STATED EXERCISE: Find the word "pieteikumu" in the data. Return every line where it appears.

EXTRACTED INFORMATION:
((

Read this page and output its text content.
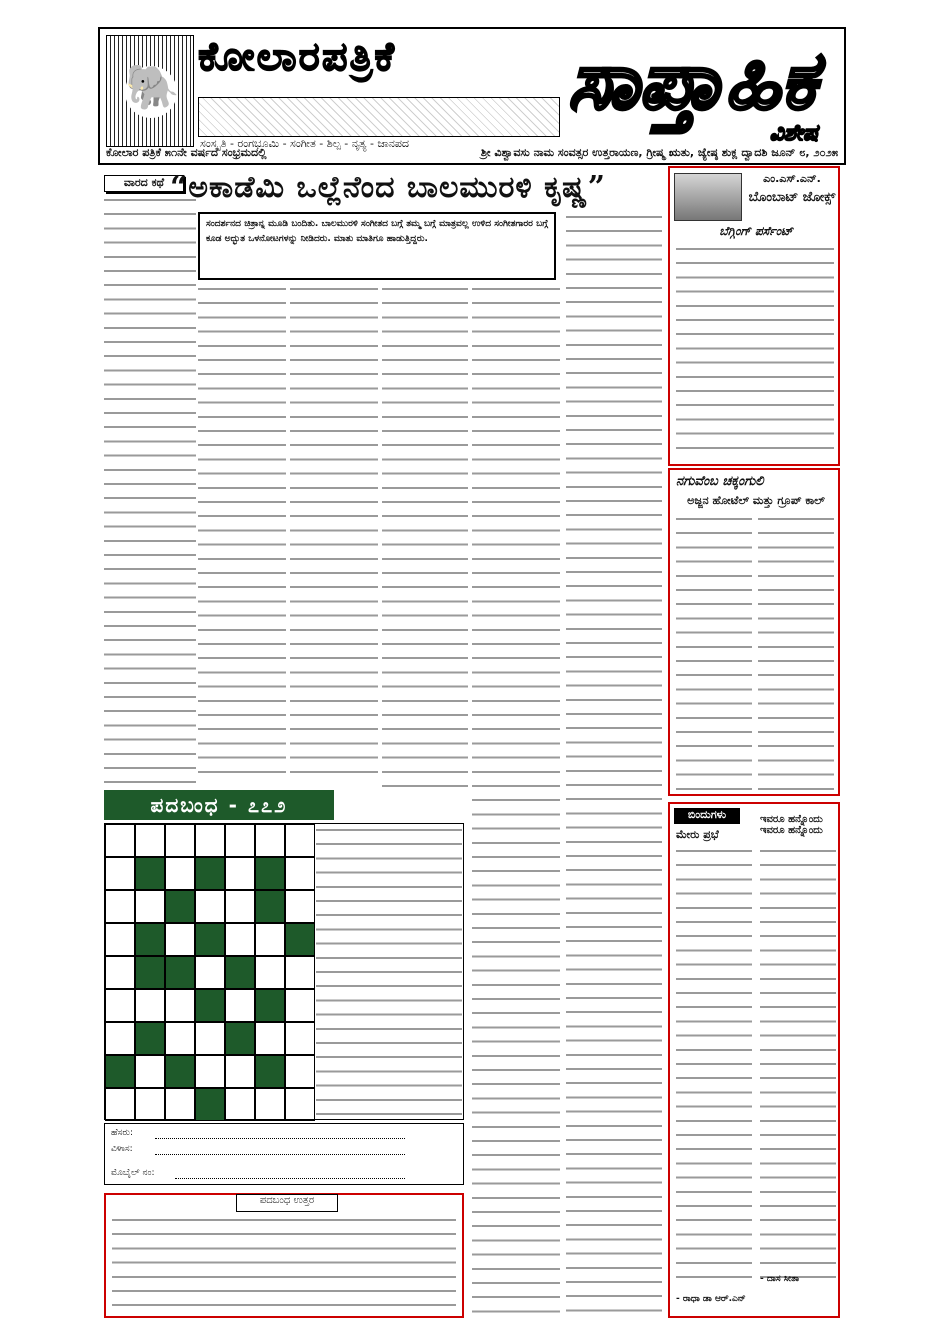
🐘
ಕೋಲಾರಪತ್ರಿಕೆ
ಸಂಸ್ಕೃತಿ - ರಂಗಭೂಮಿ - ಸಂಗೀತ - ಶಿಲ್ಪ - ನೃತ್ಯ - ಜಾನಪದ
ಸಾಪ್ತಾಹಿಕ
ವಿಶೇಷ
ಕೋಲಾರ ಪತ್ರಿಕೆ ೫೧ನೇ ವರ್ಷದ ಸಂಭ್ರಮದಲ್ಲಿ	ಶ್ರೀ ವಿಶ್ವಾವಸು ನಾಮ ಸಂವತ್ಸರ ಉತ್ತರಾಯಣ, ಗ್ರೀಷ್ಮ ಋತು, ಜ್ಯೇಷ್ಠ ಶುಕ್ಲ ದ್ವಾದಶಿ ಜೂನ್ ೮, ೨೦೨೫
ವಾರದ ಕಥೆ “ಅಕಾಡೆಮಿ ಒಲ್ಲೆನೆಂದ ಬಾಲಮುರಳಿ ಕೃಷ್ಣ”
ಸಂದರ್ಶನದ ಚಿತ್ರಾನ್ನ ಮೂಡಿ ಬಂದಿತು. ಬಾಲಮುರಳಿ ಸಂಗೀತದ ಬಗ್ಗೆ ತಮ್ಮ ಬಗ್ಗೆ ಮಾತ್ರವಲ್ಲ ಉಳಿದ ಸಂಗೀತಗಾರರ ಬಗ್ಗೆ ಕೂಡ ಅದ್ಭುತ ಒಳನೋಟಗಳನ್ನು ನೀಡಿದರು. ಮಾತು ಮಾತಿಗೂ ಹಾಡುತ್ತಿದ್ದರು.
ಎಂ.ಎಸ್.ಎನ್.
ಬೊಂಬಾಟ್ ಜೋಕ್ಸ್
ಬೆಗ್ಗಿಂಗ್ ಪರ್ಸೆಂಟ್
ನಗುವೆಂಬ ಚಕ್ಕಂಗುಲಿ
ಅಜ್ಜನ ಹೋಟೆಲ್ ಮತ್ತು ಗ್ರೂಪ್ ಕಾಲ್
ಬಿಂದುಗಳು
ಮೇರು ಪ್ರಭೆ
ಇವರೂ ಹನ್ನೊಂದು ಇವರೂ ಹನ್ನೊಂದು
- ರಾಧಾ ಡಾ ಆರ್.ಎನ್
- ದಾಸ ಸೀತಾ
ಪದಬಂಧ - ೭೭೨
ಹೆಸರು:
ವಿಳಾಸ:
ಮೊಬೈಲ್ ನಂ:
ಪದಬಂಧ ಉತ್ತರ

))
((

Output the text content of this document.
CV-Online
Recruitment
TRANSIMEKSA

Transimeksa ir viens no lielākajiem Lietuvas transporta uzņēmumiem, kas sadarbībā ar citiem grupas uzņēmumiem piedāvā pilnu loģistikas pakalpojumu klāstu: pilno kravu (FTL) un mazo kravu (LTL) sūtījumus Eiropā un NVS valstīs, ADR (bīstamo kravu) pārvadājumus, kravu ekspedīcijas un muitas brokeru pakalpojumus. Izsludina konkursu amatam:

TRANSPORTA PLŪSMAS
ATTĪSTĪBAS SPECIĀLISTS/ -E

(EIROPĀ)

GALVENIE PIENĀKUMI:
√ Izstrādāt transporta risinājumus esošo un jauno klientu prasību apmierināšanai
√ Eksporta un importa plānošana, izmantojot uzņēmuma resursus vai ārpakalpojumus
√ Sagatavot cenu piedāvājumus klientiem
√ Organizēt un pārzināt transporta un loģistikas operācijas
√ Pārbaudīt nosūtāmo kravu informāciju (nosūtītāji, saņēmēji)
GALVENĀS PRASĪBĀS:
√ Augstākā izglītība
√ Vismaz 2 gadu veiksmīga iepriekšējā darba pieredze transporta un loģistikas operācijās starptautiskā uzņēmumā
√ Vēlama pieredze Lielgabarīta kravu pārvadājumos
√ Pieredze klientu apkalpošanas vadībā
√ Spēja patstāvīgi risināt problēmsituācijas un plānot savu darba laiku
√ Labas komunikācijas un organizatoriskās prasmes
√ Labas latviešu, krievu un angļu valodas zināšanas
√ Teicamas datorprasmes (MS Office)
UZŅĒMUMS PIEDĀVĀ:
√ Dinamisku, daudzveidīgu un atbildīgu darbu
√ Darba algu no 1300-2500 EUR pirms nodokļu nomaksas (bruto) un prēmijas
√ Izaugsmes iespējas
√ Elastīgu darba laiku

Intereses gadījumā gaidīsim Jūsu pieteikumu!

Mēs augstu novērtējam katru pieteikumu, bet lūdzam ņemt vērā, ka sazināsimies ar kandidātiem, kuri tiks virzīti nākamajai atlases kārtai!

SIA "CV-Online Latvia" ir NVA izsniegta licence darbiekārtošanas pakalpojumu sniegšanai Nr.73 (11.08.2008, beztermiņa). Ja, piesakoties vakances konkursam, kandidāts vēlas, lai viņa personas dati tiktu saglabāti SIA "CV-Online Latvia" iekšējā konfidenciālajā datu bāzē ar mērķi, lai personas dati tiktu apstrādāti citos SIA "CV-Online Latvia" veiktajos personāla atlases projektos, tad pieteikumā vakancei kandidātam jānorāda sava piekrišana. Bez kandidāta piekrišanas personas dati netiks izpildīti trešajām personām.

))

EXERCISE RESULT:
Intereses gadījumā gaidīsim Jūsu pieteikumu!
Mēs augstu novērtējam katru pieteikumu, bet lūdzam ņemt vērā, ka sazināsimies ar kandidātiem, kuri tiks virzīti nākamajai atlases kārtai!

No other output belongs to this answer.